==== Source text ====

An ink recorder may operate in a variety of performance modes that offer the user different image quality outcomes at different overall printing speeds. For example it is common for ink jet printers to offer a draft mode in addition to a normal quality mode. In the draft mode the printhead may not print every image dot or may print them at a drop repetition frequency above the frequency used for normal mode printing. A lower quality of printing but a significantly higher overall throughput speed is achieved.
In color ink recorders, a plurality of inks are used, for example, black, cyan, magenta, and yellow inks. Each of these inks may have a different response to the frequency of ink purging. And, also, the overall affect on the quality of the color image may be different for different amounts of misplaced and incorrectly sized ink spots of the different individual ink colors.
One object of the present invention is to overcome the deficiencies of the prior art printing devices. In the present invention, the variation in print quality requirements of different ink recorder performance modes, the different effects of each color ink separation on the overall print quality of a multi-color image, and the different ink compositions in a multi-color ink recorder are factors in optimizing the implementation of ink purging for maintaining the ink recording head of an ink recorder.

==== Record excerpts ====

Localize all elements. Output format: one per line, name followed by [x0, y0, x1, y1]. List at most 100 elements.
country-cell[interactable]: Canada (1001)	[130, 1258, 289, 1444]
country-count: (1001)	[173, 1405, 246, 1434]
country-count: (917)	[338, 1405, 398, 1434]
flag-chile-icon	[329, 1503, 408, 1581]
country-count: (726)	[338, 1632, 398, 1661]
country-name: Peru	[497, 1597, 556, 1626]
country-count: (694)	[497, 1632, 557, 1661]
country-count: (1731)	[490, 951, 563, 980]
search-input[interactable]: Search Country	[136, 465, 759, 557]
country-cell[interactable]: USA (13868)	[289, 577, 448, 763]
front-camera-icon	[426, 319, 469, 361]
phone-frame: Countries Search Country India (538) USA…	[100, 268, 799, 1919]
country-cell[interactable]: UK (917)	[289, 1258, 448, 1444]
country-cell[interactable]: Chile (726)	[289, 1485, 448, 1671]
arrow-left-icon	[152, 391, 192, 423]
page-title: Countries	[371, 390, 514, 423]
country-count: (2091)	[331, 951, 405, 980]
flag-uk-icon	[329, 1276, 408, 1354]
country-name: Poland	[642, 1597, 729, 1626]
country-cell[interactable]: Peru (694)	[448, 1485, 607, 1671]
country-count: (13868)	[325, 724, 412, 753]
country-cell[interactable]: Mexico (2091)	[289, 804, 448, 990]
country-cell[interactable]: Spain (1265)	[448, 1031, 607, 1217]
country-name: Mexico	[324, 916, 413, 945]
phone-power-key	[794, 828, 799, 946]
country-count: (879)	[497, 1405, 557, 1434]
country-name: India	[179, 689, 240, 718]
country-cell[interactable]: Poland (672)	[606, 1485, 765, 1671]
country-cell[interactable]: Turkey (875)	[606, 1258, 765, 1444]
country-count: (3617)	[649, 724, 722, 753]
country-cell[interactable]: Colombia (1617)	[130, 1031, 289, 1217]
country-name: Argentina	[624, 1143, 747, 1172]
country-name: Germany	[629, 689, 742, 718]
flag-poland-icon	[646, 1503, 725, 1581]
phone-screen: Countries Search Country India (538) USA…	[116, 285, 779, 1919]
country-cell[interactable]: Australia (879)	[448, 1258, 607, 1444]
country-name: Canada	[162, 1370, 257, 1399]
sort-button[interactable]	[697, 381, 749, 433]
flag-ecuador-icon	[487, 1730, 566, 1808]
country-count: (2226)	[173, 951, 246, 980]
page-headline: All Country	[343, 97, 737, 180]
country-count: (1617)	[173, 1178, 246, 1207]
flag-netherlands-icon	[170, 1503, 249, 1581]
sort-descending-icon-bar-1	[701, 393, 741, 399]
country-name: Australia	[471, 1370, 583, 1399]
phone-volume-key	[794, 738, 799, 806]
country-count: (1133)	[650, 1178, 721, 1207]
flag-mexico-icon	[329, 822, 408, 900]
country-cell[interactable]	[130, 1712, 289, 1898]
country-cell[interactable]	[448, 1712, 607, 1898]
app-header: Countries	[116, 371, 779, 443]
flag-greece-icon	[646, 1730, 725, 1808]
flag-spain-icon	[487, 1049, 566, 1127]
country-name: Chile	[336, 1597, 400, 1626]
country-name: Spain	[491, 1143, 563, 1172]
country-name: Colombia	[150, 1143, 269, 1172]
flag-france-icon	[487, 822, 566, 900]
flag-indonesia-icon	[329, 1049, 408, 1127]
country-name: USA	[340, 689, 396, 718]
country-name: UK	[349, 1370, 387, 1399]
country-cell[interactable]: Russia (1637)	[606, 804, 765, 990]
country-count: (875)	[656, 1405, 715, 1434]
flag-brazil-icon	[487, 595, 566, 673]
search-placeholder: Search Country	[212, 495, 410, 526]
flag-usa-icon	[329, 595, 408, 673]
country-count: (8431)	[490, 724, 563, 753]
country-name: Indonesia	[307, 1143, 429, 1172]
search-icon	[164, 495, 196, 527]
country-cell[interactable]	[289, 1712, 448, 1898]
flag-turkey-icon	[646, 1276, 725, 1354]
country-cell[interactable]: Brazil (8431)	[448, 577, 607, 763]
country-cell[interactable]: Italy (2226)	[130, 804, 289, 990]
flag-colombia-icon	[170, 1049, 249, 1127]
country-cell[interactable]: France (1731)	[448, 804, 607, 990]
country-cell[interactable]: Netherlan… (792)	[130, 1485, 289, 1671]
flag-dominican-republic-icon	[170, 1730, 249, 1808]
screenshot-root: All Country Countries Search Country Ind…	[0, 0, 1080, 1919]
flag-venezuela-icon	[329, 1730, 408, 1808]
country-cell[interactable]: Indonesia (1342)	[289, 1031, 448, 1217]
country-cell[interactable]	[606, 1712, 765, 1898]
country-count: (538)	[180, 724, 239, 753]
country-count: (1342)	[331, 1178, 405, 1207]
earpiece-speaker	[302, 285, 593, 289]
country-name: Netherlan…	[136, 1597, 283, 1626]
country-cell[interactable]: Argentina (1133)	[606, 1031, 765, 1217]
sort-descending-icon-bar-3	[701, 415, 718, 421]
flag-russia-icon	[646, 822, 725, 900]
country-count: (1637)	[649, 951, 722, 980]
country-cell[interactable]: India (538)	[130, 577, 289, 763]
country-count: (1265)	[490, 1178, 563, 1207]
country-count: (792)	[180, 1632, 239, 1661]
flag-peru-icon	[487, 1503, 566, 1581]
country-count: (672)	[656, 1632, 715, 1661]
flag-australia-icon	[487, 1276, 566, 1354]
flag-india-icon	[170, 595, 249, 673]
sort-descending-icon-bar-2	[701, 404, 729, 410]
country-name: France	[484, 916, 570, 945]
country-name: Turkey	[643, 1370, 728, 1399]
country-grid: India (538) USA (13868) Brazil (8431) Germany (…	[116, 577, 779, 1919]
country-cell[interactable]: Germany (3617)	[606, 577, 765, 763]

====

Reproduce the passage on ink recorders word for word, everything from "An ink recorder may" down to "individual ink colors.".

## Result for this task
An ink recorder may operate in a variety of performance modes that offer the user different image quality outcomes at different overall printing speeds. For example it is common for ink jet printers to offer a draft mode in addition to a normal quality mode. In the draft mode the printhead may not print every image dot or may print them at a drop repetition frequency above the frequency used for normal mode printing. A lower quality of printing but a significantly higher overall throughput speed is achieved.
In color ink recorders, a plurality of inks are used, for example, black, cyan, magenta, and yellow inks. Each of these inks may have a different response to the frequency of ink purging. And, also, the overall affect on the quality of the color image may be different for different amounts of misplaced and incorrectly sized ink spots of the different individual ink colors.